PROBLEM DETAILS » Count every line that has the word "name". Give the number, without anything more.
## Begin SUPPLIED RECORDS
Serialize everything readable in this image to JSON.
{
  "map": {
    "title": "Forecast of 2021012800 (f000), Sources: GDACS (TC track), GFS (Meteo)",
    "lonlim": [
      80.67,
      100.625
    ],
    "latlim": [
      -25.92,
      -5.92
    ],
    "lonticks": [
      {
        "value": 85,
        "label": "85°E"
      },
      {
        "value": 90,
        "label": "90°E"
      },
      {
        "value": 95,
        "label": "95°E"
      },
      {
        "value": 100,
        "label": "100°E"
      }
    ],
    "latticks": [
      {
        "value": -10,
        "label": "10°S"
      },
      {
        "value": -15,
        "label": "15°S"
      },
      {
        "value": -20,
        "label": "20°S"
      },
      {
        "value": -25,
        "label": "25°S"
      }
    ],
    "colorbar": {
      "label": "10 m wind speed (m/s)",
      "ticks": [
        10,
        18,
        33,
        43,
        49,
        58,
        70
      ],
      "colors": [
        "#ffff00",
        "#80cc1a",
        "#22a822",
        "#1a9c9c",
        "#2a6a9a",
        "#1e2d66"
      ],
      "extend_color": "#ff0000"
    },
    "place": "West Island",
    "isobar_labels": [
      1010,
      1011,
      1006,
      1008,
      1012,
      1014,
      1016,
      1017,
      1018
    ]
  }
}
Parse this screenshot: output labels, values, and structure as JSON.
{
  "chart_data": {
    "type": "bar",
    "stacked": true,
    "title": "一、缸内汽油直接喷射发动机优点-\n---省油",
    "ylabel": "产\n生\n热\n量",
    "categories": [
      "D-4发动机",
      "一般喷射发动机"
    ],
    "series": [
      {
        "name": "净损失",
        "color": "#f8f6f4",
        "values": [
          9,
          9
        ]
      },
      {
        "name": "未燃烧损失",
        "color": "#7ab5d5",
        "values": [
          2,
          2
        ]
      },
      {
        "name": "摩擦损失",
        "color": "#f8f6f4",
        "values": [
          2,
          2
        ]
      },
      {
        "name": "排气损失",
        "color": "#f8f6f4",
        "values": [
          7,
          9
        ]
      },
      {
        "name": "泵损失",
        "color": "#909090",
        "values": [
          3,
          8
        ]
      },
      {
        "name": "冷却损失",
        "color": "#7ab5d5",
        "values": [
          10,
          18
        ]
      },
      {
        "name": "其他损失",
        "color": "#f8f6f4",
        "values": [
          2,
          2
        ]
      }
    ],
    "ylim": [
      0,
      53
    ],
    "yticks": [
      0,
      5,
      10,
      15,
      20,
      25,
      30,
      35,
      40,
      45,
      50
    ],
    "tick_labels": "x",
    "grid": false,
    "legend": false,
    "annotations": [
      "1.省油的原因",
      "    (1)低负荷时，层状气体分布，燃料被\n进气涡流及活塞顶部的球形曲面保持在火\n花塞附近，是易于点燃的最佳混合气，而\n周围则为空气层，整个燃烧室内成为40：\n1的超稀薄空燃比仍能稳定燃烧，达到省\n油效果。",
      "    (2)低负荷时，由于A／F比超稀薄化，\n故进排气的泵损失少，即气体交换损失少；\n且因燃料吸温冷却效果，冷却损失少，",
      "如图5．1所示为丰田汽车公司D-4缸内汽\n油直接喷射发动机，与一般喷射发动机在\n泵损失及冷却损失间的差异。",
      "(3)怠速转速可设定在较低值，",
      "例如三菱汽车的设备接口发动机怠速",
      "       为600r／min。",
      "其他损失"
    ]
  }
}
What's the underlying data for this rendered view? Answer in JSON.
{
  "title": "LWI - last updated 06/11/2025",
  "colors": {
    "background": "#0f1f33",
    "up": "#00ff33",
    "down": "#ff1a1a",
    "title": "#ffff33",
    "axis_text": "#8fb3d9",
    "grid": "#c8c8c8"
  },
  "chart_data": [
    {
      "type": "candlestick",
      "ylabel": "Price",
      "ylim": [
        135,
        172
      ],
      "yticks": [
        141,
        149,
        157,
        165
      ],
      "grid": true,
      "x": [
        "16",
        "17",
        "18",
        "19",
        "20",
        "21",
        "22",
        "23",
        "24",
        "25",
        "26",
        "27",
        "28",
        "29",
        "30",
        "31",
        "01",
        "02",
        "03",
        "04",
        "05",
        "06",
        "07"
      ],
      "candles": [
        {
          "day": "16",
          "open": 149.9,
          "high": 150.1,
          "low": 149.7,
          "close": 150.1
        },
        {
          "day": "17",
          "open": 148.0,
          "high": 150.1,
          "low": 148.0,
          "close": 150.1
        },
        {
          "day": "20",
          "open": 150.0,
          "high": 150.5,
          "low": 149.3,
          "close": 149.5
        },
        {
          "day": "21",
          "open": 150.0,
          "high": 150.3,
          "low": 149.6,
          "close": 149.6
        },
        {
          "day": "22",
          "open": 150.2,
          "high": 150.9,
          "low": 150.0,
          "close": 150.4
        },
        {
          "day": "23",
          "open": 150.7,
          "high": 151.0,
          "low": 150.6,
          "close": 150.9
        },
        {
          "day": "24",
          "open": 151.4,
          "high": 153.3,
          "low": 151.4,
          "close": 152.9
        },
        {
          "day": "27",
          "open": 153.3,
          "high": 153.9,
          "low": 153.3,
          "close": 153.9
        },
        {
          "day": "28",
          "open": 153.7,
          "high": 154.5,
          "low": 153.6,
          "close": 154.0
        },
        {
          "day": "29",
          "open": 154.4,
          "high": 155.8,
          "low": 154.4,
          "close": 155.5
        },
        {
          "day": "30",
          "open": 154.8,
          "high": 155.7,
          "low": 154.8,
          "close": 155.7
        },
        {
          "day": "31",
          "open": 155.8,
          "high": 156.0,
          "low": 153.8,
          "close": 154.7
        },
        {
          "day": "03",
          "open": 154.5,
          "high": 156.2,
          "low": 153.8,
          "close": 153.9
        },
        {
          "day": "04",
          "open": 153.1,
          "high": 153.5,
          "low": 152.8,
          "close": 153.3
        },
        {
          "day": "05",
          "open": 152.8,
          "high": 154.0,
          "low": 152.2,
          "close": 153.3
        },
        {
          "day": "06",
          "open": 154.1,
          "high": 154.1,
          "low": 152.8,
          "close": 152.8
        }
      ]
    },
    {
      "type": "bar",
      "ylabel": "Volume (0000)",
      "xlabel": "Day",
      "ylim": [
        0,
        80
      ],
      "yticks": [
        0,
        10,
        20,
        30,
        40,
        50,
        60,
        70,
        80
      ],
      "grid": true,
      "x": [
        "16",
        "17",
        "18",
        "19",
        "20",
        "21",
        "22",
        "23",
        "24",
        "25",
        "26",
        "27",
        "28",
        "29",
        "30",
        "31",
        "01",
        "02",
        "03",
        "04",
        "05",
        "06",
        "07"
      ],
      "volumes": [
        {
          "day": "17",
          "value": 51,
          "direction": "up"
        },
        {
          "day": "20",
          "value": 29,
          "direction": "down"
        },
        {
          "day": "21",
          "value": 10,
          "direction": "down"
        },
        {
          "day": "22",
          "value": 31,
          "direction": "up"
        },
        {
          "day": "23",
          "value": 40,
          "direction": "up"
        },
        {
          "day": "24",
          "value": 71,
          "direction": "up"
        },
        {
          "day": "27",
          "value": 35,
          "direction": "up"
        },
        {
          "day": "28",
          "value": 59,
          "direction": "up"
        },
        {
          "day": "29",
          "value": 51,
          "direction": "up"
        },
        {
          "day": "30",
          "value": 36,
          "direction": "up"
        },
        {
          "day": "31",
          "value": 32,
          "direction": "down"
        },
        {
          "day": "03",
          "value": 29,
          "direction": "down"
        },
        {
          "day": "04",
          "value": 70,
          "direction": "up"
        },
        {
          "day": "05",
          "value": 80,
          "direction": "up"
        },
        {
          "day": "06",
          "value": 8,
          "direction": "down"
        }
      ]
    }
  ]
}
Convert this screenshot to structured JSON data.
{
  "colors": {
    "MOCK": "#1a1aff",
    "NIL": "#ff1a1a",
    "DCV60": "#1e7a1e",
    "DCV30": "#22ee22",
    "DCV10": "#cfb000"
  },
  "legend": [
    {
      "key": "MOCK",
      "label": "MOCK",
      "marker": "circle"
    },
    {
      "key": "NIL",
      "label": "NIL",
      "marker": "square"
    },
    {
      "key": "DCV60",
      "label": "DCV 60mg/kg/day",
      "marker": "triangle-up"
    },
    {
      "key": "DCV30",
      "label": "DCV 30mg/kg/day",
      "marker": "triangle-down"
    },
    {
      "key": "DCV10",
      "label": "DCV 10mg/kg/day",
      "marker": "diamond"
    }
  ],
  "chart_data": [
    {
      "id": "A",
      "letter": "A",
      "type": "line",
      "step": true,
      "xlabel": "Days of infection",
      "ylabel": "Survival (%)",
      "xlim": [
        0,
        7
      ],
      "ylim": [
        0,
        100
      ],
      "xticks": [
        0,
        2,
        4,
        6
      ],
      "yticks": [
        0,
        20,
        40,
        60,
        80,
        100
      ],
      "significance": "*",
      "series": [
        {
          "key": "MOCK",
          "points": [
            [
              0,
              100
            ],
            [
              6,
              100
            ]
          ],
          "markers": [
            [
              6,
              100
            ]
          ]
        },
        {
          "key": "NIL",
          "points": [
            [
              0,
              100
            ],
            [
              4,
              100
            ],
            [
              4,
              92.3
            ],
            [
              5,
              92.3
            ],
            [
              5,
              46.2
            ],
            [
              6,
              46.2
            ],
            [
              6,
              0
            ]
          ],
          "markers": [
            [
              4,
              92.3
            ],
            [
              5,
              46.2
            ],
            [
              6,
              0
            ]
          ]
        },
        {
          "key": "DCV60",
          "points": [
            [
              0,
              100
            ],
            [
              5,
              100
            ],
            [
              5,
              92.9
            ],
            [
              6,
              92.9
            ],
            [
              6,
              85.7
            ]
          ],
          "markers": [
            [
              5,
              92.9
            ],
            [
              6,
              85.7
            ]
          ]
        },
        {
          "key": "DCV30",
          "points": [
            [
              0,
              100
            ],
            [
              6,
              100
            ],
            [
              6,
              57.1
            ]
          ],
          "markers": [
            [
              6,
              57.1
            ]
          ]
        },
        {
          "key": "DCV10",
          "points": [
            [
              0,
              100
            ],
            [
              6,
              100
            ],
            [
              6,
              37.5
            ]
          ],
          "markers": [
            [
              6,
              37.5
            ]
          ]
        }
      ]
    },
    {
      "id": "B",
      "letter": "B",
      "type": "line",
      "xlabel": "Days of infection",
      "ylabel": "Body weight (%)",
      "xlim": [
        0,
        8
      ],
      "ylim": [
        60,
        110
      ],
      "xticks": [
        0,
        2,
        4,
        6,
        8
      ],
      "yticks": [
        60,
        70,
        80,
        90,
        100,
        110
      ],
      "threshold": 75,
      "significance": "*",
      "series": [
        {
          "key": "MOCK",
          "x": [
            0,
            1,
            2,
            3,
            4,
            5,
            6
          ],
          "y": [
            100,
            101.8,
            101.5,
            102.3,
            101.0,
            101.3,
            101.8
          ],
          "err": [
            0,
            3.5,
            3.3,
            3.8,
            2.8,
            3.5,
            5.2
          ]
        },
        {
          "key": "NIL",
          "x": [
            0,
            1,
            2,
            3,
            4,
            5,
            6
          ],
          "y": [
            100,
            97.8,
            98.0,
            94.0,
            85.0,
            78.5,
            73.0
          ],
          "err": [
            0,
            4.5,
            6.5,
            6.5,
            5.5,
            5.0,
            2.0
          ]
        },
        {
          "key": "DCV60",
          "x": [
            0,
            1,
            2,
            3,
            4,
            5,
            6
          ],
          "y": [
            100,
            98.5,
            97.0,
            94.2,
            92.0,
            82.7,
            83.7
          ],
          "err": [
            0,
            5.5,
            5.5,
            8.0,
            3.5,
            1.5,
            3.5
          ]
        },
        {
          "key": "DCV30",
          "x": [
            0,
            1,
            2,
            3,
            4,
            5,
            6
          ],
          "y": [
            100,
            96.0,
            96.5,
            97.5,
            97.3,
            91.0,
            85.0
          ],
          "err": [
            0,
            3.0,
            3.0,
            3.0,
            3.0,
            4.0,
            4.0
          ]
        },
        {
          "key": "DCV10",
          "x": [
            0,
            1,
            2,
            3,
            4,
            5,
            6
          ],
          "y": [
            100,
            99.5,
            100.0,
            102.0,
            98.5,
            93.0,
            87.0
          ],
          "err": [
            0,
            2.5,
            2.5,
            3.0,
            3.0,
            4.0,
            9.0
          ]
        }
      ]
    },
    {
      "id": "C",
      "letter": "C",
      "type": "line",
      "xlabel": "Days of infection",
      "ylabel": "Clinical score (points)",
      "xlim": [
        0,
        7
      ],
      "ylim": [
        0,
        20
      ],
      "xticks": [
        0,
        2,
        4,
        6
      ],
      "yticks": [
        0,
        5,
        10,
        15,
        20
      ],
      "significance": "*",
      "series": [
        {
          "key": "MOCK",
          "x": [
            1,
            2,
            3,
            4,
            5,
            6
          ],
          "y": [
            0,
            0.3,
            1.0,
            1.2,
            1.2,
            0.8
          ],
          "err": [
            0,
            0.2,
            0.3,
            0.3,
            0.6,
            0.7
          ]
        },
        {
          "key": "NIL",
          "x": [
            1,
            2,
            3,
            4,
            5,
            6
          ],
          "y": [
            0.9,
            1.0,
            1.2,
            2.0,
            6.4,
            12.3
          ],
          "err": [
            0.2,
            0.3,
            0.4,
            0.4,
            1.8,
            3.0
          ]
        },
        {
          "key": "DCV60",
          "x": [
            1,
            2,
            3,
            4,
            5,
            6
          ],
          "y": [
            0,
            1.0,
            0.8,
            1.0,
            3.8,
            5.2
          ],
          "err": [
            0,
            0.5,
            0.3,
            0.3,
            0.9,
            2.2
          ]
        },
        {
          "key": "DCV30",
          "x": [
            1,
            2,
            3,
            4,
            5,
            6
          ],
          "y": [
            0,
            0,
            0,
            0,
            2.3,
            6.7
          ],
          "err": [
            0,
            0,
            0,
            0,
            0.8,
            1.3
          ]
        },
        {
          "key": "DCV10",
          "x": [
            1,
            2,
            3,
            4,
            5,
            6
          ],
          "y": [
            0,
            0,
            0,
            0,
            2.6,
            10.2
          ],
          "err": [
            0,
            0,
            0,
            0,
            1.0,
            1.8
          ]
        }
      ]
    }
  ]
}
## End SUPPLIED RECORDS
FULL OUTPUT » 7